-- start of Stored data --
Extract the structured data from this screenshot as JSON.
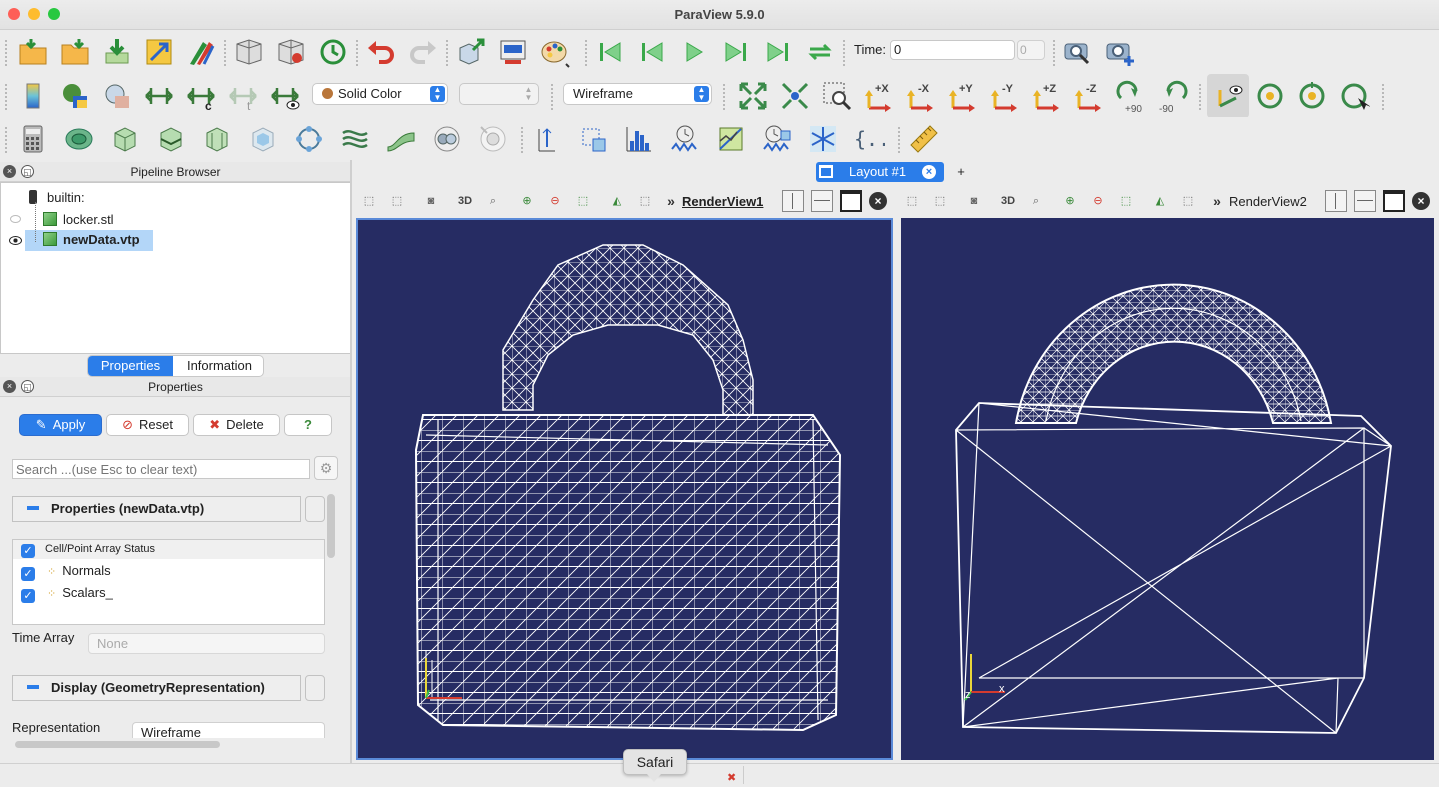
{
  "window": {
    "title": "ParaView 5.9.0"
  },
  "time": {
    "label": "Time:",
    "value": "0",
    "index": "0"
  },
  "coloring": {
    "selected": "Solid Color",
    "component": ""
  },
  "representation_combo": {
    "selected": "Wireframe"
  },
  "camera_labels": {
    "xp": "+X",
    "xm": "-X",
    "yp": "+Y",
    "ym": "-Y",
    "zp": "+Z",
    "zm": "-Z",
    "rp": "+90",
    "rm": "-90"
  },
  "calc_label": "{...}",
  "pipeline": {
    "header": "Pipeline Browser",
    "items": [
      {
        "label": "builtin:"
      },
      {
        "label": "locker.stl"
      },
      {
        "label": "newData.vtp"
      }
    ]
  },
  "props_tabs": {
    "properties": "Properties",
    "information": "Information"
  },
  "props": {
    "header": "Properties",
    "apply": "Apply",
    "reset": "Reset",
    "delete": "Delete",
    "help": "?",
    "search_placeholder": "Search ...(use Esc to clear text)",
    "section1": "Properties (newData.vtp)",
    "array_header": "Cell/Point Array Status",
    "arrays": [
      "Normals",
      "Scalars_"
    ],
    "time_array_label": "Time Array",
    "time_array_value": "None",
    "section2": "Display (GeometryRepresentation)",
    "representation_label": "Representation",
    "representation_value": "Wireframe"
  },
  "layout": {
    "tab": "Layout #1",
    "add": "+"
  },
  "views": {
    "v1": "RenderView1",
    "v2": "RenderView2",
    "mode3d": "3D"
  },
  "axes": {
    "x": "x",
    "z": "z"
  },
  "tooltip": "Safari",
  "colors": {
    "view_bg": "#262c63",
    "accent": "#2b7de9"
  }
}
-- end of Stored data --
*What the task requires*. Pictures in the records above are left out; print everything else exactly as written.

*Task answer*.
Extract the structured data from this screenshot as JSON.
{
  "window": {
    "title": "ParaView 5.9.0"
  },
  "time": {
    "label": "Time:",
    "value": "0",
    "index": "0"
  },
  "coloring": {
    "selected": "Solid Color",
    "component": ""
  },
  "representation_combo": {
    "selected": "Wireframe"
  },
  "camera_labels": {
    "xp": "+X",
    "xm": "-X",
    "yp": "+Y",
    "ym": "-Y",
    "zp": "+Z",
    "zm": "-Z",
    "rp": "+90",
    "rm": "-90"
  },
  "calc_label": "{...}",
  "pipeline": {
    "header": "Pipeline Browser",
    "items": [
      {
        "label": "builtin:"
      },
      {
        "label": "locker.stl"
      },
      {
        "label": "newData.vtp"
      }
    ]
  },
  "props_tabs": {
    "properties": "Properties",
    "information": "Information"
  },
  "props": {
    "header": "Properties",
    "apply": "Apply",
    "reset": "Reset",
    "delete": "Delete",
    "help": "?",
    "search_placeholder": "Search ...(use Esc to clear text)",
    "section1": "Properties (newData.vtp)",
    "array_header": "Cell/Point Array Status",
    "arrays": [
      "Normals",
      "Scalars_"
    ],
    "time_array_label": "Time Array",
    "time_array_value": "None",
    "section2": "Display (GeometryRepresentation)",
    "representation_label": "Representation",
    "representation_value": "Wireframe"
  },
  "layout": {
    "tab": "Layout #1",
    "add": "+"
  },
  "views": {
    "v1": "RenderView1",
    "v2": "RenderView2",
    "mode3d": "3D"
  },
  "axes": {
    "x": "x",
    "z": "z"
  },
  "tooltip": "Safari",
  "colors": {
    "view_bg": "#262c63",
    "accent": "#2b7de9"
  }
}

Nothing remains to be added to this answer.